_Exercise goal_:
Copy each record exactly as it reads, leaving out any pictures it holds.
● ● ● ● ● ● ●
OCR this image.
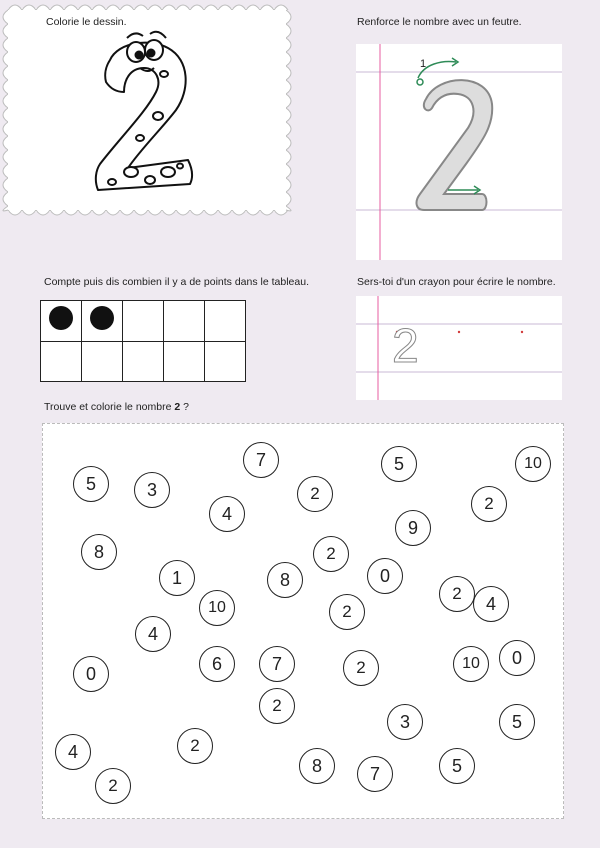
Colorie le dessin.	Renforce le nombre avec un feutre.
Compte puis dis combien il y a de points dans le tableau.	Sers-toi d'un crayon pour écrire le nombre.
Trouve et colorie le nombre 2 ?
1

2
5	3
7
4
2
5	10
2
8
1	8
2
9
0
2
10	2	4
4
0	6	7	2	10	0
2
3	5
4	2
8	7	5
2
● ● ● ● ● ● ●
_Solved exercise_:
OCR this image.
Colorie le dessin.	Renforce le nombre avec un feutre.
Compte puis dis combien il y a de points dans le tableau.	Sers-toi d'un crayon pour écrire le nombre.
Trouve et colorie le nombre 2 ?
1

2
5	3
7
4
2
5	10
2
8
1	8
2
9
0
2
10	2	4
4
0	6	7	2	10	0
2
3	5
4	2
8	7	5
2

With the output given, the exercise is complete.